**PROBLEM REQUIREMENTS**
Gather every line below where "XXVII" appears.

**DATA EXTRACT**
.....
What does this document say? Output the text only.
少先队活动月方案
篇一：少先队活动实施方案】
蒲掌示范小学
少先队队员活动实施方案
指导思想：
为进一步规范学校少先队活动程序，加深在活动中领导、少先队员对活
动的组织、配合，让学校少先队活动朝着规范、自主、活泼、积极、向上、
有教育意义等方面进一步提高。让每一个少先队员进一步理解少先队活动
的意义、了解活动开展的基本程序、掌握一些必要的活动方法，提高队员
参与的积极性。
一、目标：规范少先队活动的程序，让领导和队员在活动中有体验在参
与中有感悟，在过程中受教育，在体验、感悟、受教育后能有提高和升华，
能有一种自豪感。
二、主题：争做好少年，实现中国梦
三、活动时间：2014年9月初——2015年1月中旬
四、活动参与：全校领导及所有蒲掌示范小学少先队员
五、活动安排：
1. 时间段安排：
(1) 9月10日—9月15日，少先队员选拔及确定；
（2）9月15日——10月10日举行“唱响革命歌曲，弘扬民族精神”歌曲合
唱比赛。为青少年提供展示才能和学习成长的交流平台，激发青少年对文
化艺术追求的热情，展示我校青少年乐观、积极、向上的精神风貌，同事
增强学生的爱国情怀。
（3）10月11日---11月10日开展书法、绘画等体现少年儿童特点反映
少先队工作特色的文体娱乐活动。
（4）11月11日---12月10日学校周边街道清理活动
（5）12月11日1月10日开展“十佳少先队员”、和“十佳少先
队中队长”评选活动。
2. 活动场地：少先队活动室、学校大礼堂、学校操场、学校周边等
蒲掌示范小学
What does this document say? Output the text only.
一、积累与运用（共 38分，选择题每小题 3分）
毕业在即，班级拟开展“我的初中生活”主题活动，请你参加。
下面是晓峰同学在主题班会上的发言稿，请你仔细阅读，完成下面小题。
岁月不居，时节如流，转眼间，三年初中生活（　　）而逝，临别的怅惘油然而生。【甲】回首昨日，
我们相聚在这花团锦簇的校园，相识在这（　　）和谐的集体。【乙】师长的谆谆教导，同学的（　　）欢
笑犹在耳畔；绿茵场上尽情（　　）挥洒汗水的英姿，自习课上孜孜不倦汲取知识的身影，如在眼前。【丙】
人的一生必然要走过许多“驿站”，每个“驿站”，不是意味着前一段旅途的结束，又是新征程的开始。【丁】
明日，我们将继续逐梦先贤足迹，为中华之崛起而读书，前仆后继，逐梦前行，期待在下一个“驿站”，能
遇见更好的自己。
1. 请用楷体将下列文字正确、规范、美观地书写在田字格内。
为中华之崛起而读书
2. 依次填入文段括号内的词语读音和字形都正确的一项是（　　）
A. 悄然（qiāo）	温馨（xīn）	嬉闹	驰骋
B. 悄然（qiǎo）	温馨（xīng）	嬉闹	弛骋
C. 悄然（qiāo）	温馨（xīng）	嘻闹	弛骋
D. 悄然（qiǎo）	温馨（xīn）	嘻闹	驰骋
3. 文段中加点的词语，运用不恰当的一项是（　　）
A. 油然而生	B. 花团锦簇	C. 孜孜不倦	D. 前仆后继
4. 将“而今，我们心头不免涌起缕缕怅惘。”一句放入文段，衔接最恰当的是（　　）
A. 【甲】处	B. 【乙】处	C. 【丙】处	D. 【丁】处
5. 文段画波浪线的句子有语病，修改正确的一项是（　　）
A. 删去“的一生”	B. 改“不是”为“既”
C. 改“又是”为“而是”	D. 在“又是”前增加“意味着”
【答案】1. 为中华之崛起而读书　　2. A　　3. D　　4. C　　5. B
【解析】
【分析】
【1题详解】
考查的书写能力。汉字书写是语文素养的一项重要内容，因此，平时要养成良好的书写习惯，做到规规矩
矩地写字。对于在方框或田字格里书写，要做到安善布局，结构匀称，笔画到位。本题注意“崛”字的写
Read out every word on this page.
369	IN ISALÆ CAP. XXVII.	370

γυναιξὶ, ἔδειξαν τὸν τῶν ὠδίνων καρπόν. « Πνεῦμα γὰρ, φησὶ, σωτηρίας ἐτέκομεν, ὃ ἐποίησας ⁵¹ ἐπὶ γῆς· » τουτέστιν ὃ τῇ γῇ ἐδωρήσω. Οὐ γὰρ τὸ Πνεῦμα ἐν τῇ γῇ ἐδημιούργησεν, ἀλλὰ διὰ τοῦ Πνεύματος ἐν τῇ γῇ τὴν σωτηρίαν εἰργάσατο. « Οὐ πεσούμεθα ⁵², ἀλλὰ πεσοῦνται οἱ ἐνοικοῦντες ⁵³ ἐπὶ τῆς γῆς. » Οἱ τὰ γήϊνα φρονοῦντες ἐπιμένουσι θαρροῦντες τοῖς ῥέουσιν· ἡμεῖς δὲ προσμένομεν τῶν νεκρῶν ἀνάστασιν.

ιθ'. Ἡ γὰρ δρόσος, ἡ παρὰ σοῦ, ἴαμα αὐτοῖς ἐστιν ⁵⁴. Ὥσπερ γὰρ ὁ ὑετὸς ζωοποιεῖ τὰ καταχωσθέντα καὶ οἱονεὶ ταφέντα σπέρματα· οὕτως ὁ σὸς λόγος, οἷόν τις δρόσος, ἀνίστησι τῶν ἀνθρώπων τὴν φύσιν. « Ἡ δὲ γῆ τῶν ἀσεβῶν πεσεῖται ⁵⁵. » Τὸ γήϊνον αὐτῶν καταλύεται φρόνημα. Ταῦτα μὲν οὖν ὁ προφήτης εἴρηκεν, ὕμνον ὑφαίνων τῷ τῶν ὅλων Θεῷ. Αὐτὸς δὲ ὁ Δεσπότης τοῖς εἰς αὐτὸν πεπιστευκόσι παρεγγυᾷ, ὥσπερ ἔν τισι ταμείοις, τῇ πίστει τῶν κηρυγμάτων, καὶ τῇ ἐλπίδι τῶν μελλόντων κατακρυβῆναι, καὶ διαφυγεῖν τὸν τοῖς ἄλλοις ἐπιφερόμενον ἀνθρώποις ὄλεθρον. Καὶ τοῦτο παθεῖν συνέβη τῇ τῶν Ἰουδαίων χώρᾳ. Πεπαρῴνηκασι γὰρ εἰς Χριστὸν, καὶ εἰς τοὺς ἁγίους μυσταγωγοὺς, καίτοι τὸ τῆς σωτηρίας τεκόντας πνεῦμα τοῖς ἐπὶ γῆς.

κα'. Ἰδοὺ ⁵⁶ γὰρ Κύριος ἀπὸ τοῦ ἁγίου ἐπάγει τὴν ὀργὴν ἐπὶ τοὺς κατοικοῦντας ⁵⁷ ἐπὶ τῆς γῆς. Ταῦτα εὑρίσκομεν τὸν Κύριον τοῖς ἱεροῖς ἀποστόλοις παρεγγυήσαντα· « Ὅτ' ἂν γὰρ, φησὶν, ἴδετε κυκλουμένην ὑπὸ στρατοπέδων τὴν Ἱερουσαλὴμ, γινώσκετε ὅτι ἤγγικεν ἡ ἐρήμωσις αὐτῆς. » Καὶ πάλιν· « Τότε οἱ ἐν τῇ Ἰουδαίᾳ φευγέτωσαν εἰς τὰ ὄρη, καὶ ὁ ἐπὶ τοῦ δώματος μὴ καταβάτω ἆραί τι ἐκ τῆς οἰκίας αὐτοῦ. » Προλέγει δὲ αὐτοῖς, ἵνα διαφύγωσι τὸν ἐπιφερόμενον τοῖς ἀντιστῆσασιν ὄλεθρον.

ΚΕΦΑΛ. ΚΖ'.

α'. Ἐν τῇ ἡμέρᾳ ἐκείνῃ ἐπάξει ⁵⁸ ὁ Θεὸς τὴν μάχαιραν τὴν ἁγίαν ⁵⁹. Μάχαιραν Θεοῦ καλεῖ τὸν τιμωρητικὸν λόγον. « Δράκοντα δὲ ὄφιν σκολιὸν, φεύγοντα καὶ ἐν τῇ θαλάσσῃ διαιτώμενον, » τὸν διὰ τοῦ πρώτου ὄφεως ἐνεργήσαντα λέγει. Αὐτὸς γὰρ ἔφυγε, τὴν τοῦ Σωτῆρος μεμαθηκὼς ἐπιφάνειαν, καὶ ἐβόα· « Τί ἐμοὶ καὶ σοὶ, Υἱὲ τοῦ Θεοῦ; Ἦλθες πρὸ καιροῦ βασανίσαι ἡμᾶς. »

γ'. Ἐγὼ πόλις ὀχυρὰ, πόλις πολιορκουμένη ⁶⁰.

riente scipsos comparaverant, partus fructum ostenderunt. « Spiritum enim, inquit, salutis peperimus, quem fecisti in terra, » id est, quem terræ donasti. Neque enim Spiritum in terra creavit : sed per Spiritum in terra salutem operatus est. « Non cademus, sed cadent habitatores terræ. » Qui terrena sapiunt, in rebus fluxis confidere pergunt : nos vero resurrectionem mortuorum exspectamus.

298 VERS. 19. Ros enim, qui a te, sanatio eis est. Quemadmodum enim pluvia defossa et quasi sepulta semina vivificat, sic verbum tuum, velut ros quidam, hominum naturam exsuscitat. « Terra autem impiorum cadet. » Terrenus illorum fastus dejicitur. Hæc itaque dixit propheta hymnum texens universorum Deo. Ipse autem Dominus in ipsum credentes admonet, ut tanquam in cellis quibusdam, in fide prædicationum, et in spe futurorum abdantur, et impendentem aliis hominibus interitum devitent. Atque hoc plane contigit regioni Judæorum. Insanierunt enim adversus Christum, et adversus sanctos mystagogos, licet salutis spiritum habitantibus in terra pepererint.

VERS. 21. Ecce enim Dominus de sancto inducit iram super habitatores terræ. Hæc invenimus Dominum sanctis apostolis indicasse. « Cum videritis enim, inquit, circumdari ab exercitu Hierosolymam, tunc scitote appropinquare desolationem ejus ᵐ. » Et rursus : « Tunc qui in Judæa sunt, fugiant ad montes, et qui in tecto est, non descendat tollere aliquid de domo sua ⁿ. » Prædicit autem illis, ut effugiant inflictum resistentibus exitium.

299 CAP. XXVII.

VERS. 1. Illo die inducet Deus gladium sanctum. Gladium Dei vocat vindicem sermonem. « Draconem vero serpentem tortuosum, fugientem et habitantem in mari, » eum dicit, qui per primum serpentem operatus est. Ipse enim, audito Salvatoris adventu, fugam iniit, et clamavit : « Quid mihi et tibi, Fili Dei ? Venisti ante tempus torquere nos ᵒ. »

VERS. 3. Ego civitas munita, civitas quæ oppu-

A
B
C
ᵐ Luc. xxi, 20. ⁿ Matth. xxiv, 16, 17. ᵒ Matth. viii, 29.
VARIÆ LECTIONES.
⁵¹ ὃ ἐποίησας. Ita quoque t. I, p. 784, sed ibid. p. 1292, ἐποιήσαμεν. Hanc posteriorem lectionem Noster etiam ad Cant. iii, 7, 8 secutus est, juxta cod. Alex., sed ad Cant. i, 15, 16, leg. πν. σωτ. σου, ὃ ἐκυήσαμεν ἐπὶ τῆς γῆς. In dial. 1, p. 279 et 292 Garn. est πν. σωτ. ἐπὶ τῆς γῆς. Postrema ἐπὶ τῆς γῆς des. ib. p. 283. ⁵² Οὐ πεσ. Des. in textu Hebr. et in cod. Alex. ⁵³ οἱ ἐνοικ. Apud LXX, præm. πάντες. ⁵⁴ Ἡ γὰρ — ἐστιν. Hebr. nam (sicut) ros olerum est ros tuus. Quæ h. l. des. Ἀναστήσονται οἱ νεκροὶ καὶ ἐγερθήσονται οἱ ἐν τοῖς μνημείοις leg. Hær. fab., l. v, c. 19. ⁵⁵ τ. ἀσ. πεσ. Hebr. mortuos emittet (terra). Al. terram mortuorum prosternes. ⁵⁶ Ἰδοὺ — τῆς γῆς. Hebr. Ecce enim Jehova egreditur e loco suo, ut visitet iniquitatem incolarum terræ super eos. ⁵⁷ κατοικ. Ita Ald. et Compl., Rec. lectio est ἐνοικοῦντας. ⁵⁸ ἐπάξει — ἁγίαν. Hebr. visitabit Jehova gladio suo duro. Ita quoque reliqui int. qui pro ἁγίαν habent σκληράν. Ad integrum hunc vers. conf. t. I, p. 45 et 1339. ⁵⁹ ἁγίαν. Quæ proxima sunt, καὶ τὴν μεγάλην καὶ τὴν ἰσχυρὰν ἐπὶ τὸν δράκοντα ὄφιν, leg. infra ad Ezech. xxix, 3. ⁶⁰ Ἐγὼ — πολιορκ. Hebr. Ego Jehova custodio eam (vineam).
.....
**COMPLETED EXERCISE**
369	IN ISALÆ CAP. XXVII.	370
299 CAP. XXVII.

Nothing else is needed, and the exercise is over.